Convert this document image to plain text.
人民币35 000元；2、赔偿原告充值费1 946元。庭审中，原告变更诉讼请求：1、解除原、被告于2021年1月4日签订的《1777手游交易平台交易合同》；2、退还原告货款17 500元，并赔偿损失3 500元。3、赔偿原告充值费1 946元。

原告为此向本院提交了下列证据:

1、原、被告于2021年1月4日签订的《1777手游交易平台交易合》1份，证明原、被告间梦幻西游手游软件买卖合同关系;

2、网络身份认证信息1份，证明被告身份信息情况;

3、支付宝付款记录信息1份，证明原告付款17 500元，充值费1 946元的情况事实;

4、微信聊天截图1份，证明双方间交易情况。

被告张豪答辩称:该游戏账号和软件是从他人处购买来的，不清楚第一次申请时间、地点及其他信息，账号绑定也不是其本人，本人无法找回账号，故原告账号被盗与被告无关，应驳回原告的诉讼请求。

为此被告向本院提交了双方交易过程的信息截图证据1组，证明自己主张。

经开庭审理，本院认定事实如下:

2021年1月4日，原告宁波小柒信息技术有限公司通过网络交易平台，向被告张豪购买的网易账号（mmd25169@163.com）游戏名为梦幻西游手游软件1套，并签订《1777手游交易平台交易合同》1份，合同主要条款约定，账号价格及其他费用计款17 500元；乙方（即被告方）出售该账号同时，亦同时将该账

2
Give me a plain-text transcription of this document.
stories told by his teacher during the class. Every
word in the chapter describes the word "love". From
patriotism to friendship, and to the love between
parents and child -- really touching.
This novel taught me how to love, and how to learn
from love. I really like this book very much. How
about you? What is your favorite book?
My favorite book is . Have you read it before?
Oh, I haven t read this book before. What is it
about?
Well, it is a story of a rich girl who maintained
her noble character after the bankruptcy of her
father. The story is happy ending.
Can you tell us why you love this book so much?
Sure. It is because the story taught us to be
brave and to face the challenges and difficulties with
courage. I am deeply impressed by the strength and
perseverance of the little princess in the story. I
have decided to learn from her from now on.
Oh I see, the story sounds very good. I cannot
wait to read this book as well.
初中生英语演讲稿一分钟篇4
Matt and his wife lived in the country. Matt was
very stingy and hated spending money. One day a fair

==*==

Aim. Copy every line of the listing that includes the string "really".

Solution for this problem.
parents and child -- really touching.
from love. I really like this book very much. How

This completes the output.